begin
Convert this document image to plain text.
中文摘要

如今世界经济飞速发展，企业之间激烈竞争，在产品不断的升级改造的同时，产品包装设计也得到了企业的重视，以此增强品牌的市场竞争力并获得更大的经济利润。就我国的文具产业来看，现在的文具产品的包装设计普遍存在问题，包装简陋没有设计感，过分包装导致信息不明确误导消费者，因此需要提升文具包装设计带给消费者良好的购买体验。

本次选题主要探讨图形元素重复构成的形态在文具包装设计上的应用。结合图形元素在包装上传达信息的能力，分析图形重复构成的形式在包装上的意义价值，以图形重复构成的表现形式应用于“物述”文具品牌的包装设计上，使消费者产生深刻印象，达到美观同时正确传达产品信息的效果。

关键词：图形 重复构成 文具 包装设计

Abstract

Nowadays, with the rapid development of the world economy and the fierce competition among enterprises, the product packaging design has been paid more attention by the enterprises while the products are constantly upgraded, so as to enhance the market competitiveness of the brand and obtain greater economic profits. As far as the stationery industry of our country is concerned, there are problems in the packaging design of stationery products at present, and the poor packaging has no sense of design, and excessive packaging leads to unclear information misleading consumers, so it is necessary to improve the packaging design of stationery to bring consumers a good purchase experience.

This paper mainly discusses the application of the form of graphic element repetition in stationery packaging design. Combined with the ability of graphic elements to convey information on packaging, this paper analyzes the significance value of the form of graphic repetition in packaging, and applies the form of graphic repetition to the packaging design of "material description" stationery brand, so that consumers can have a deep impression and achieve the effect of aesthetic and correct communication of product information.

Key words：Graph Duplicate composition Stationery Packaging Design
end
Aim of the task => Set down the entries above again, word for word.

Exercise response =>
Convert this document image to plain text.
中文摘要

如今世界经济飞速发展，企业之间激烈竞争，在产品不断的升级改造的同时，产品包装设计也得到了企业的重视，以此增强品牌的市场竞争力并获得更大的经济利润。就我国的文具产业来看，现在的文具产品的包装设计普遍存在问题，包装简陋没有设计感，过分包装导致信息不明确误导消费者，因此需要提升文具包装设计带给消费者良好的购买体验。

本次选题主要探讨图形元素重复构成的形态在文具包装设计上的应用。结合图形元素在包装上传达信息的能力，分析图形重复构成的形式在包装上的意义价值，以图形重复构成的表现形式应用于“物述”文具品牌的包装设计上，使消费者产生深刻印象，达到美观同时正确传达产品信息的效果。

关键词：图形 重复构成 文具 包装设计

Abstract

Nowadays, with the rapid development of the world economy and the fierce competition among enterprises, the product packaging design has been paid more attention by the enterprises while the products are constantly upgraded, so as to enhance the market competitiveness of the brand and obtain greater economic profits. As far as the stationery industry of our country is concerned, there are problems in the packaging design of stationery products at present, and the poor packaging has no sense of design, and excessive packaging leads to unclear information misleading consumers, so it is necessary to improve the packaging design of stationery to bring consumers a good purchase experience.

This paper mainly discusses the application of the form of graphic element repetition in stationery packaging design. Combined with the ability of graphic elements to convey information on packaging, this paper analyzes the significance value of the form of graphic repetition in packaging, and applies the form of graphic repetition to the packaging design of "material description" stationery brand, so that consumers can have a deep impression and achieve the effect of aesthetic and correct communication of product information.

Key words：Graph Duplicate composition Stationery Packaging Design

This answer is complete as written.